• _ASSIGNMENT_
Aside from the pictures, the entries should be given again exactly.

----

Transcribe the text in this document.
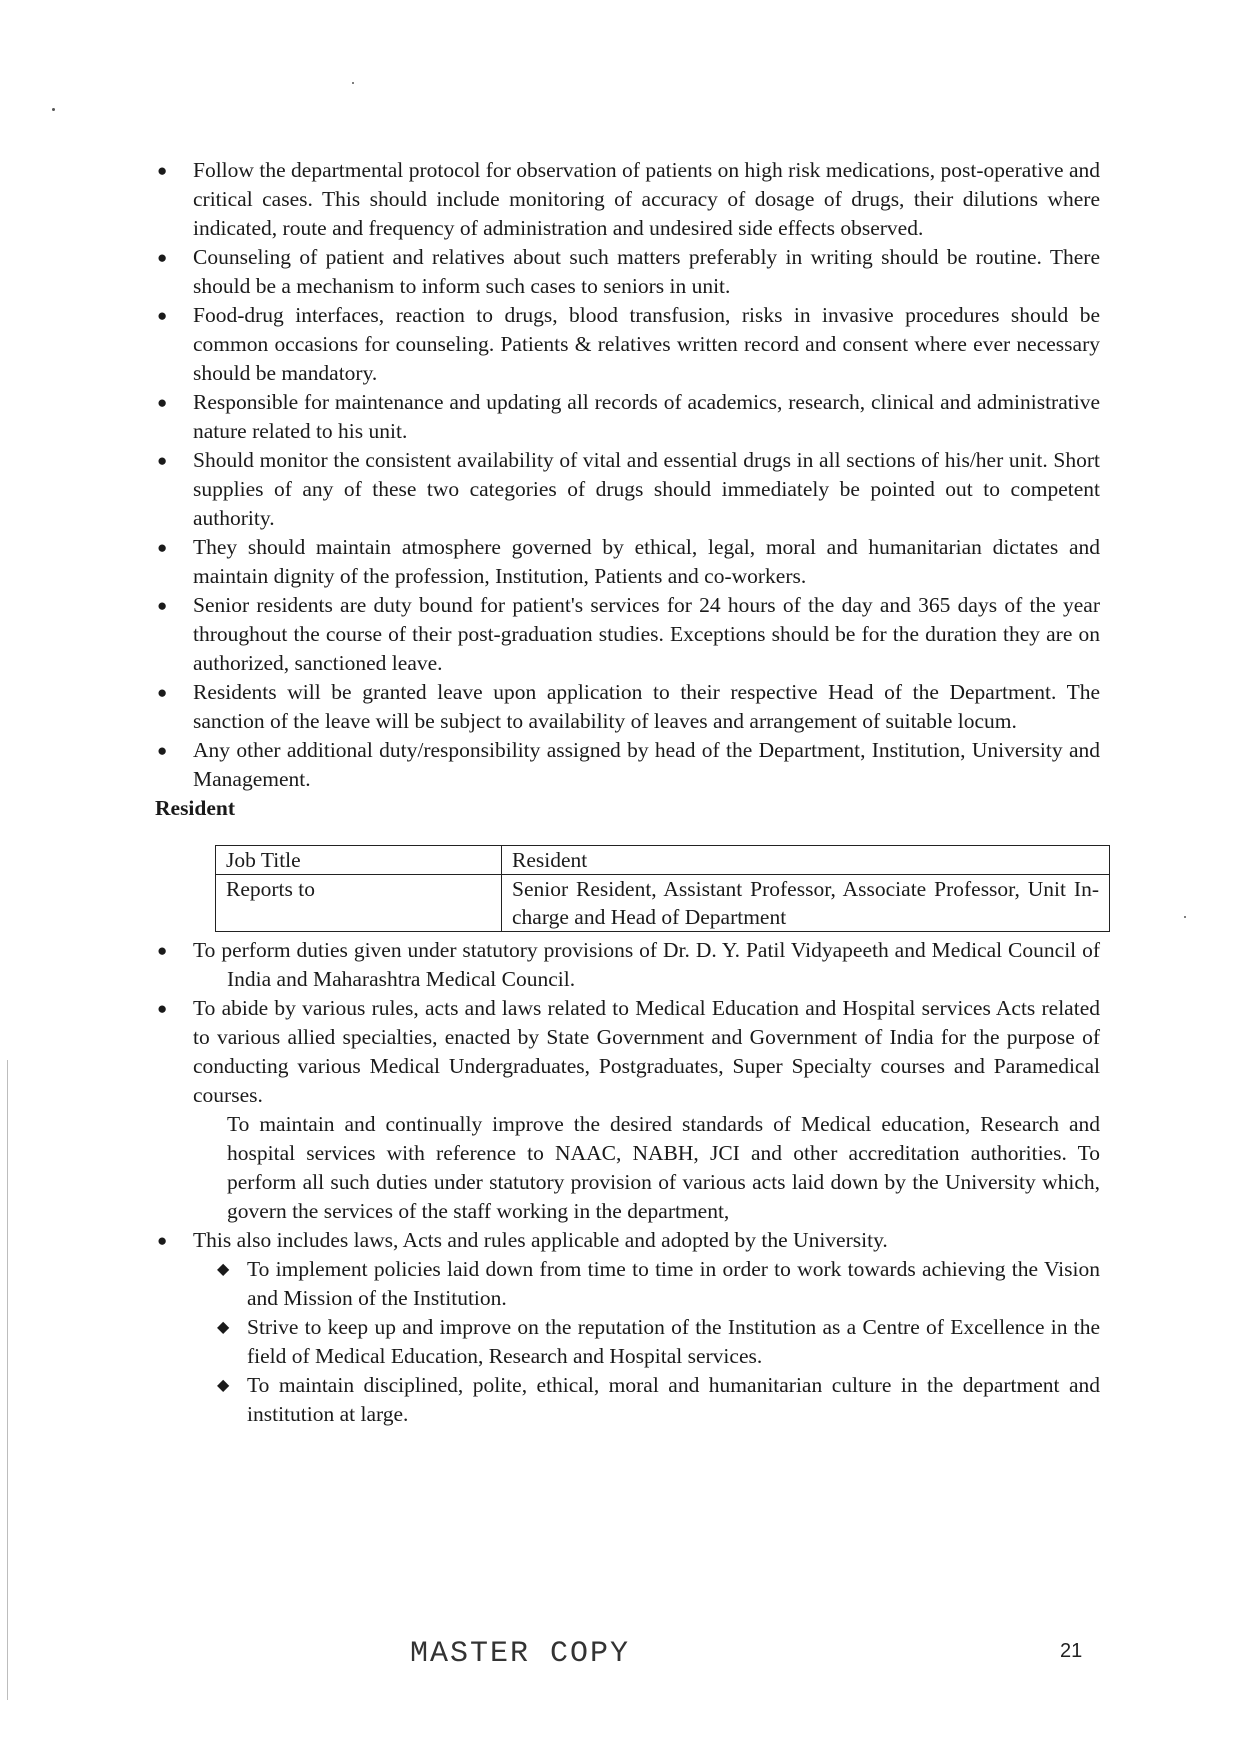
● Follow the departmental protocol for observation of patients on high risk medications, post-operative and critical cases. This should include monitoring of accuracy of dosage of drugs, their dilutions where indicated, route and frequency of administration and undesired side effects observed.
● Counseling of patient and relatives about such matters preferably in writing should be routine. There should be a mechanism to inform such cases to seniors in unit.
● Food-drug interfaces, reaction to drugs, blood transfusion, risks in invasive procedures should be common occasions for counseling. Patients & relatives written record and consent where ever necessary should be mandatory.
● Responsible for maintenance and updating all records of academics, research, clinical and administrative nature related to his unit.
● Should monitor the consistent availability of vital and essential drugs in all sections of his/her unit. Short supplies of any of these two categories of drugs should immediately be pointed out to competent authority.
● They should maintain atmosphere governed by ethical, legal, moral and humanitarian dictates and maintain dignity of the profession, Institution, Patients and co-workers.
● Senior residents are duty bound for patient's services for 24 hours of the day and 365 days of the year throughout the course of their post-graduation studies. Exceptions should be for the duration they are on authorized, sanctioned leave.
● Residents will be granted leave upon application to their respective Head of the Department. The sanction of the leave will be subject to availability of leaves and arrangement of suitable locum.
● Any other additional duty/responsibility assigned by head of the Department, Institution, University and Management.

Resident

Job Title	Resident
Reports to	Senior Resident, Assistant Professor, Associate Professor, Unit In-charge and Head of Department
● To perform duties given under statutory provisions of Dr. D. Y. Patil Vidyapeeth and Medical Council of India and Maharashtra Medical Council.
● To abide by various rules, acts and laws related to Medical Education and Hospital services Acts related to various allied specialties, enacted by State Government and Government of India for the purpose of conducting various Medical Undergraduates, Postgraduates, Super Specialty courses and Paramedical courses.
To maintain and continually improve the desired standards of Medical education, Research and hospital services with reference to NAAC, NABH, JCI and other accreditation authorities. To perform all such duties under statutory provision of various acts laid down by the University which, govern the services of the staff working in the department,
● This also includes laws, Acts and rules applicable and adopted by the University.
◆ To implement policies laid down from time to time in order to work towards achieving the Vision and Mission of the Institution.
◆ Strive to keep up and improve on the reputation of the Institution as a Centre of Excellence in the field of Medical Education, Research and Hospital services.
◆ To maintain disciplined, polite, ethical, moral and humanitarian culture in the department and institution at large.
MASTER COPY	21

----

• _ANSWER FOR THIS EXERCISE_
Transcribe the text in this document.
● Follow the departmental protocol for observation of patients on high risk medications, post-operative and critical cases. This should include monitoring of accuracy of dosage of drugs, their dilutions where indicated, route and frequency of administration and undesired side effects observed.
● Counseling of patient and relatives about such matters preferably in writing should be routine. There should be a mechanism to inform such cases to seniors in unit.
● Food-drug interfaces, reaction to drugs, blood transfusion, risks in invasive procedures should be common occasions for counseling. Patients & relatives written record and consent where ever necessary should be mandatory.
● Responsible for maintenance and updating all records of academics, research, clinical and administrative nature related to his unit.
● Should monitor the consistent availability of vital and essential drugs in all sections of his/her unit. Short supplies of any of these two categories of drugs should immediately be pointed out to competent authority.
● They should maintain atmosphere governed by ethical, legal, moral and humanitarian dictates and maintain dignity of the profession, Institution, Patients and co-workers.
● Senior residents are duty bound for patient's services for 24 hours of the day and 365 days of the year throughout the course of their post-graduation studies. Exceptions should be for the duration they are on authorized, sanctioned leave.
● Residents will be granted leave upon application to their respective Head of the Department. The sanction of the leave will be subject to availability of leaves and arrangement of suitable locum.
● Any other additional duty/responsibility assigned by head of the Department, Institution, University and Management.

Resident

Job Title	Resident
Reports to	Senior Resident, Assistant Professor, Associate Professor, Unit In-charge and Head of Department
● To perform duties given under statutory provisions of Dr. D. Y. Patil Vidyapeeth and Medical Council of India and Maharashtra Medical Council.
● To abide by various rules, acts and laws related to Medical Education and Hospital services Acts related to various allied specialties, enacted by State Government and Government of India for the purpose of conducting various Medical Undergraduates, Postgraduates, Super Specialty courses and Paramedical courses.
To maintain and continually improve the desired standards of Medical education, Research and hospital services with reference to NAAC, NABH, JCI and other accreditation authorities. To perform all such duties under statutory provision of various acts laid down by the University which, govern the services of the staff working in the department,
● This also includes laws, Acts and rules applicable and adopted by the University.
◆ To implement policies laid down from time to time in order to work towards achieving the Vision and Mission of the Institution.
◆ Strive to keep up and improve on the reputation of the Institution as a Centre of Excellence in the field of Medical Education, Research and Hospital services.
◆ To maintain disciplined, polite, ethical, moral and humanitarian culture in the department and institution at large.
MASTER COPY	21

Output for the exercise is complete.